**TASK OBJECTIVE**
Without skipping anything, write out each record below exactly.

Stored items from a collection
*****

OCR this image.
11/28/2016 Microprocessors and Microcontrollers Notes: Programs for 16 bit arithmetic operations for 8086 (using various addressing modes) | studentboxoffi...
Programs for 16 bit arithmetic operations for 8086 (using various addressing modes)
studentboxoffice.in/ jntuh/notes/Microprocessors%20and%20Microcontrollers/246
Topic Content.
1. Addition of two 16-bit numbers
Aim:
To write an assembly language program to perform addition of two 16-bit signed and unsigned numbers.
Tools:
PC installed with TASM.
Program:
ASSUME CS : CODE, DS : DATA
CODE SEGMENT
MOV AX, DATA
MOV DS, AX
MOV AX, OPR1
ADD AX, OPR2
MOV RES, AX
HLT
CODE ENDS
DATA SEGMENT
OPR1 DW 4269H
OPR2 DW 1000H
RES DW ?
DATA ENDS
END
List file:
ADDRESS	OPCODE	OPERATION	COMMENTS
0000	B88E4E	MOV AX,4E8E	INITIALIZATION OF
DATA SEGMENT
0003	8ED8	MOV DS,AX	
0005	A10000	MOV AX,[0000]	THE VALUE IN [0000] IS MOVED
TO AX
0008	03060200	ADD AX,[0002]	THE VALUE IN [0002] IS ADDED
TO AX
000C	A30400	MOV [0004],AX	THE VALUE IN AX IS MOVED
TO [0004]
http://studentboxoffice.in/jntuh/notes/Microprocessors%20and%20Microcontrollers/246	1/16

*****

**RESULT**
OCR this image.
11/28/2016 Microprocessors and Microcontrollers Notes: Programs for 16 bit arithmetic operations for 8086 (using various addressing modes) | studentboxoffi...
Programs for 16 bit arithmetic operations for 8086 (using various addressing modes)
studentboxoffice.in/ jntuh/notes/Microprocessors%20and%20Microcontrollers/246
Topic Content.
1. Addition of two 16-bit numbers
Aim:
To write an assembly language program to perform addition of two 16-bit signed and unsigned numbers.
Tools:
PC installed with TASM.
Program:
ASSUME CS : CODE, DS : DATA
CODE SEGMENT
MOV AX, DATA
MOV DS, AX
MOV AX, OPR1
ADD AX, OPR2
MOV RES, AX
HLT
CODE ENDS
DATA SEGMENT
OPR1 DW 4269H
OPR2 DW 1000H
RES DW ?
DATA ENDS
END
List file:
ADDRESS	OPCODE	OPERATION	COMMENTS
0000	B88E4E	MOV AX,4E8E	INITIALIZATION OF
DATA SEGMENT
0003	8ED8	MOV DS,AX	
0005	A10000	MOV AX,[0000]	THE VALUE IN [0000] IS MOVED
TO AX
0008	03060200	ADD AX,[0002]	THE VALUE IN [0002] IS ADDED
TO AX
000C	A30400	MOV [0004],AX	THE VALUE IN AX IS MOVED
TO [0004]
http://studentboxoffice.in/jntuh/notes/Microprocessors%20and%20Microcontrollers/246	1/16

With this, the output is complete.